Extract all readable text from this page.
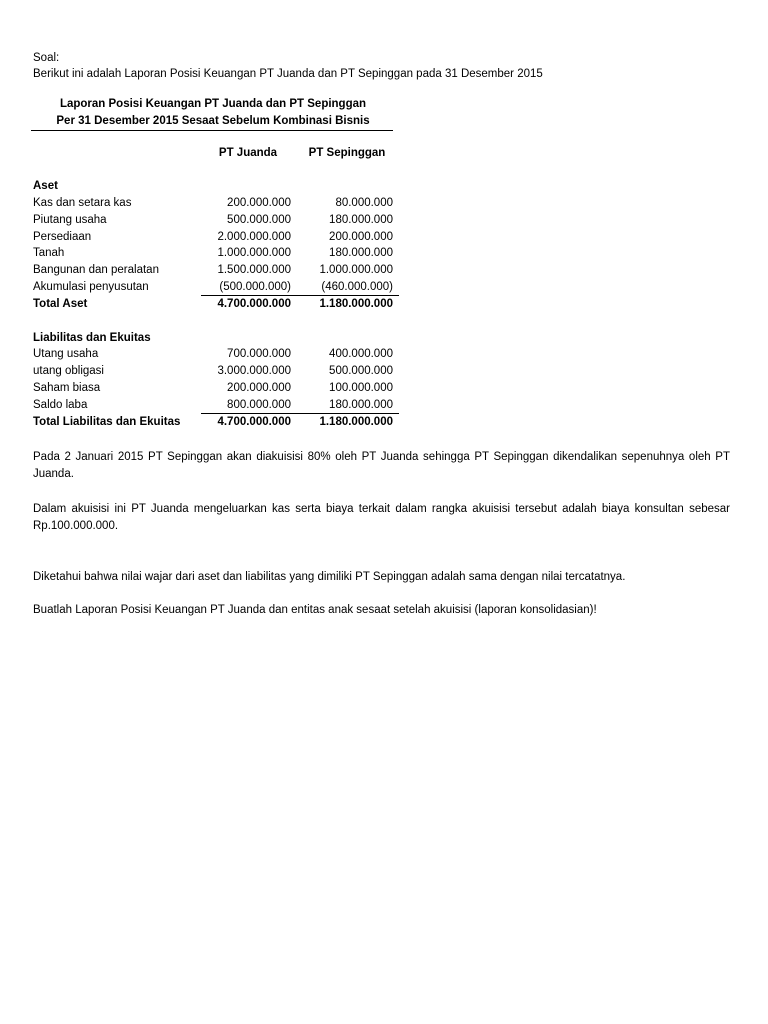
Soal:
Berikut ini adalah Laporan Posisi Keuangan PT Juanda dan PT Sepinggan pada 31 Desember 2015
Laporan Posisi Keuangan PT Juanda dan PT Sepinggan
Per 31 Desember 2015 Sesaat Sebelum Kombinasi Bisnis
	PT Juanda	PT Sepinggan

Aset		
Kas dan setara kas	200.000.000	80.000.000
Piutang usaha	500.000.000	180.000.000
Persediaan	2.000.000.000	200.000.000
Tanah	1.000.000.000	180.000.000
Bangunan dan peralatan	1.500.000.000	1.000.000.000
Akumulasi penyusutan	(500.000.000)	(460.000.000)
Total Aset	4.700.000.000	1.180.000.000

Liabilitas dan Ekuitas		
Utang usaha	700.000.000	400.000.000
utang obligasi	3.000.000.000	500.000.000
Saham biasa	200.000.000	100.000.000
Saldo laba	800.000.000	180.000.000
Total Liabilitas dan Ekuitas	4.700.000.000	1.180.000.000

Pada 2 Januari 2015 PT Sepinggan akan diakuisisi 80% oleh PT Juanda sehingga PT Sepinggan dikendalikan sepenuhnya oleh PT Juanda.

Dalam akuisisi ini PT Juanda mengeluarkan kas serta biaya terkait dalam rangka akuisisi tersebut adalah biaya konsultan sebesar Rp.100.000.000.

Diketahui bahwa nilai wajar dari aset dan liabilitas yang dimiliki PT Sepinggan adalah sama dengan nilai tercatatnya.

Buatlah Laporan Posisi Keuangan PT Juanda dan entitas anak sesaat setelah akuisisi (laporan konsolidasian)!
++++++
■ Request ■
Extract the full listing above verbatim; pictures are to be left out of the copy.

■ Finished exercise ■
Extract all readable text from this page.
Soal:
Berikut ini adalah Laporan Posisi Keuangan PT Juanda dan PT Sepinggan pada 31 Desember 2015
Laporan Posisi Keuangan PT Juanda dan PT Sepinggan
Per 31 Desember 2015 Sesaat Sebelum Kombinasi Bisnis
	PT Juanda	PT Sepinggan

Aset		
Kas dan setara kas	200.000.000	80.000.000
Piutang usaha	500.000.000	180.000.000
Persediaan	2.000.000.000	200.000.000
Tanah	1.000.000.000	180.000.000
Bangunan dan peralatan	1.500.000.000	1.000.000.000
Akumulasi penyusutan	(500.000.000)	(460.000.000)
Total Aset	4.700.000.000	1.180.000.000

Liabilitas dan Ekuitas		
Utang usaha	700.000.000	400.000.000
utang obligasi	3.000.000.000	500.000.000
Saham biasa	200.000.000	100.000.000
Saldo laba	800.000.000	180.000.000
Total Liabilitas dan Ekuitas	4.700.000.000	1.180.000.000

Pada 2 Januari 2015 PT Sepinggan akan diakuisisi 80% oleh PT Juanda sehingga PT Sepinggan dikendalikan sepenuhnya oleh PT Juanda.

Dalam akuisisi ini PT Juanda mengeluarkan kas serta biaya terkait dalam rangka akuisisi tersebut adalah biaya konsultan sebesar Rp.100.000.000.

Diketahui bahwa nilai wajar dari aset dan liabilitas yang dimiliki PT Sepinggan adalah sama dengan nilai tercatatnya.

Buatlah Laporan Posisi Keuangan PT Juanda dan entitas anak sesaat setelah akuisisi (laporan konsolidasian)!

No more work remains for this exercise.